*Instruction:*
Retype, without alteration, each line from the line containing "What data populates" to the final line of the records.

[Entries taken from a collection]
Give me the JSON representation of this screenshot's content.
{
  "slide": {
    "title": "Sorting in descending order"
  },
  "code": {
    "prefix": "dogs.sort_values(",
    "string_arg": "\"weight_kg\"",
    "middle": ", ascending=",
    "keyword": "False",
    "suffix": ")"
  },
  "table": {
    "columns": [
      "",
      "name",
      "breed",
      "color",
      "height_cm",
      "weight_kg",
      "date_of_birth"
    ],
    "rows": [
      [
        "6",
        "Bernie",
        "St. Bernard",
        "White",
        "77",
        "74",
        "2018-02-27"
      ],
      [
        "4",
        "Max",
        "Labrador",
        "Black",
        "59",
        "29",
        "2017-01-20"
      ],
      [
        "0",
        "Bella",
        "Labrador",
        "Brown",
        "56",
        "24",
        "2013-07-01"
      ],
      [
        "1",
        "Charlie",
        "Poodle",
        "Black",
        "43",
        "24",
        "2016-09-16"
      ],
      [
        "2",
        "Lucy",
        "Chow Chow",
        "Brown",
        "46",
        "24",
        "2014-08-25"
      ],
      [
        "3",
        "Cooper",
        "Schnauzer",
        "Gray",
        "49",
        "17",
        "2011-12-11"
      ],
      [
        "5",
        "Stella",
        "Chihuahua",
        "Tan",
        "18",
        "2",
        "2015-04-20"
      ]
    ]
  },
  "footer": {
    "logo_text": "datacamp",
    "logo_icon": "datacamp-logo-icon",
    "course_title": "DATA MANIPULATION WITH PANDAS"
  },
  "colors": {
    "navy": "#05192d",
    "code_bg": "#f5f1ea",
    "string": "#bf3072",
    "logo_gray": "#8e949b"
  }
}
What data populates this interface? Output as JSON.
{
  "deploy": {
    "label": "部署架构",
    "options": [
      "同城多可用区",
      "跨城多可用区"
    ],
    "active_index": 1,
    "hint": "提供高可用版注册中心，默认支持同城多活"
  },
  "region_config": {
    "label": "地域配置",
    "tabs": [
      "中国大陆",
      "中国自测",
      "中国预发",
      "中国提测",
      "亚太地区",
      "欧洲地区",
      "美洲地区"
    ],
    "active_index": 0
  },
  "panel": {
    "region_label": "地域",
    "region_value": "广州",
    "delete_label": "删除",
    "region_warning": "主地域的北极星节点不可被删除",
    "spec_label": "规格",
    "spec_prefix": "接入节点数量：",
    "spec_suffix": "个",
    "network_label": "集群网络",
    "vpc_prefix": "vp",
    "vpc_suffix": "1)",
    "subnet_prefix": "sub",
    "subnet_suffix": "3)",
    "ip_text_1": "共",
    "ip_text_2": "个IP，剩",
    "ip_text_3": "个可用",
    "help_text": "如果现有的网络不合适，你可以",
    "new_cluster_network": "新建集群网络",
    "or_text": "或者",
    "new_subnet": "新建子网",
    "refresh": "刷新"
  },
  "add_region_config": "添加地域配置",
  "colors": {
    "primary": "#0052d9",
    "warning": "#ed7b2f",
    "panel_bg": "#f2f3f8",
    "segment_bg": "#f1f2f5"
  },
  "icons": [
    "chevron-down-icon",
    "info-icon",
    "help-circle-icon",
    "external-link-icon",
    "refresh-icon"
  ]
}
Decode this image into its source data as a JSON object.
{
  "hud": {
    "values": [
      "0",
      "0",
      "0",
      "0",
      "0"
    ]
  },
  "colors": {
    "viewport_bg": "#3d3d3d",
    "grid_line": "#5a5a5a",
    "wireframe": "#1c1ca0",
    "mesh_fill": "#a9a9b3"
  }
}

*The reply:*
What data populates this interface? Output as JSON.
{
  "deploy": {
    "label": "部署架构",
    "options": [
      "同城多可用区",
      "跨城多可用区"
    ],
    "active_index": 1,
    "hint": "提供高可用版注册中心，默认支持同城多活"
  },
  "region_config": {
    "label": "地域配置",
    "tabs": [
      "中国大陆",
      "中国自测",
      "中国预发",
      "中国提测",
      "亚太地区",
      "欧洲地区",
      "美洲地区"
    ],
    "active_index": 0
  },
  "panel": {
    "region_label": "地域",
    "region_value": "广州",
    "delete_label": "删除",
    "region_warning": "主地域的北极星节点不可被删除",
    "spec_label": "规格",
    "spec_prefix": "接入节点数量：",
    "spec_suffix": "个",
    "network_label": "集群网络",
    "vpc_prefix": "vp",
    "vpc_suffix": "1)",
    "subnet_prefix": "sub",
    "subnet_suffix": "3)",
    "ip_text_1": "共",
    "ip_text_2": "个IP，剩",
    "ip_text_3": "个可用",
    "help_text": "如果现有的网络不合适，你可以",
    "new_cluster_network": "新建集群网络",
    "or_text": "或者",
    "new_subnet": "新建子网",
    "refresh": "刷新"
  },
  "add_region_config": "添加地域配置",
  "colors": {
    "primary": "#0052d9",
    "warning": "#ed7b2f",
    "panel_bg": "#f2f3f8",
    "segment_bg": "#f1f2f5"
  },
  "icons": [
    "chevron-down-icon",
    "info-icon",
    "help-circle-icon",
    "external-link-icon",
    "refresh-icon"
  ]
}
Decode this image into its source data as a JSON object.
{
  "hud": {
    "values": [
      "0",
      "0",
      "0",
      "0",
      "0"
    ]
  },
  "colors": {
    "viewport_bg": "#3d3d3d",
    "grid_line": "#5a5a5a",
    "wireframe": "#1c1ca0",
    "mesh_fill": "#a9a9b3"
  }
}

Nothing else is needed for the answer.